** START Task data **

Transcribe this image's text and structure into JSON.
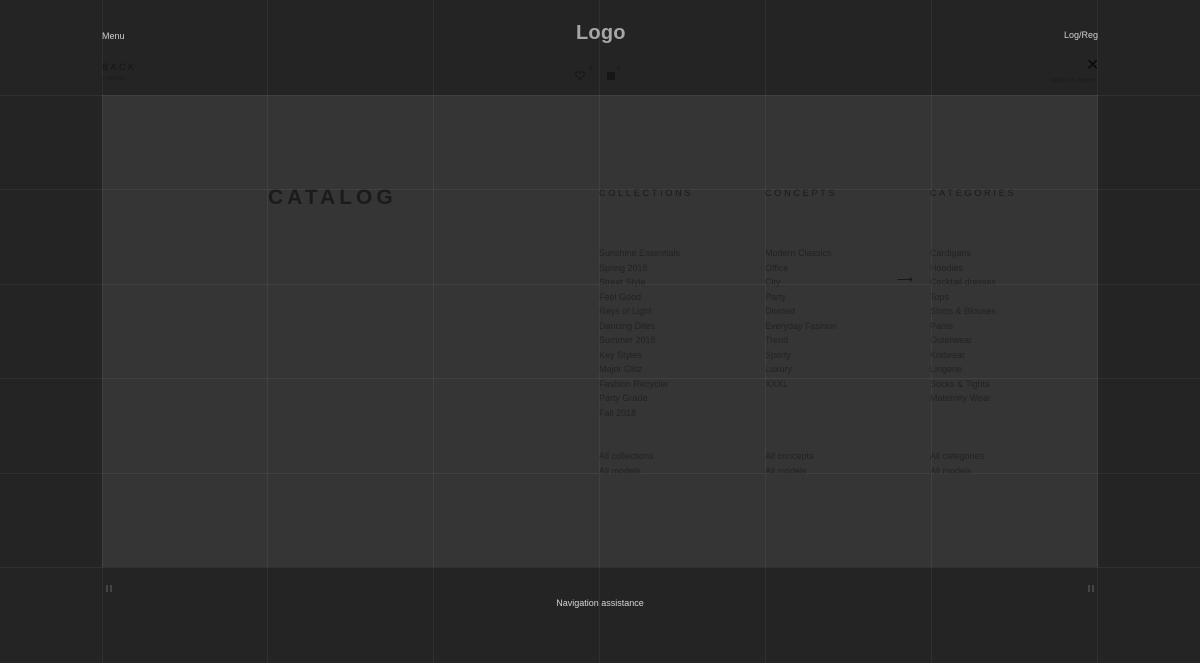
{
  "header": {
    "menu_label": "Menu",
    "logo_text": "Logo",
    "login_label": "Log/Reg"
  },
  "subheader": {
    "back_label": "BACK",
    "back_sub": "к меню",
    "wishlist_count": "0",
    "cart_count": "0",
    "close_sub": "закрыть меню"
  },
  "catalog": {
    "title": "CATALOG",
    "columns": [
      {
        "heading": "COLLECTIONS",
        "items": [
          "Sunshine Essentials",
          "Spring 2018",
          "Street Style",
          "Feel Good",
          "Rays of Light",
          "Dancing Dites",
          "Summer 2018",
          "Key Styles",
          "Major Glitz",
          "Fashion Recycler",
          "Party Grade",
          "Fall 2018"
        ],
        "bottom": [
          "All collections",
          "All models"
        ]
      },
      {
        "heading": "CONCEPTS",
        "items": [
          "Modern Classics",
          "Office",
          "City",
          "Party",
          "Divided",
          "Everyday Fashion",
          "Trend",
          "Sporty",
          "Luxury",
          "XXXL"
        ],
        "bottom": [
          "All concepts",
          "All models"
        ]
      },
      {
        "heading": "CATEGORIES",
        "items": [
          "Cardigans",
          "Hoodies",
          "Cocktail dresses",
          "Tops",
          "Shirts & Blouses",
          "Pants",
          "Outerwear",
          "Knitwear",
          "Lingerie",
          "Socks & Tights",
          "Maternity Wear"
        ],
        "bottom": [
          "All categories",
          "All models"
        ]
      }
    ]
  },
  "footer": {
    "nav_assistance": "Navigation assistance"
  },
  "icons": {
    "heart": "heart-icon",
    "cart": "cart-icon",
    "close": "close-icon",
    "arrow": "arrow-right-icon",
    "pause": "pause-icon"
  },
  "colors": {
    "background": "#242424",
    "panel": "#353535",
    "logo": "#a6a6a6"
  }
}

** END Task data **

● **Directive**:
Copy out every line of the data that includes the word "меню".

● **Answer to this problem**:
    "back_sub": "к меню",
    "close_sub": "закрыть меню"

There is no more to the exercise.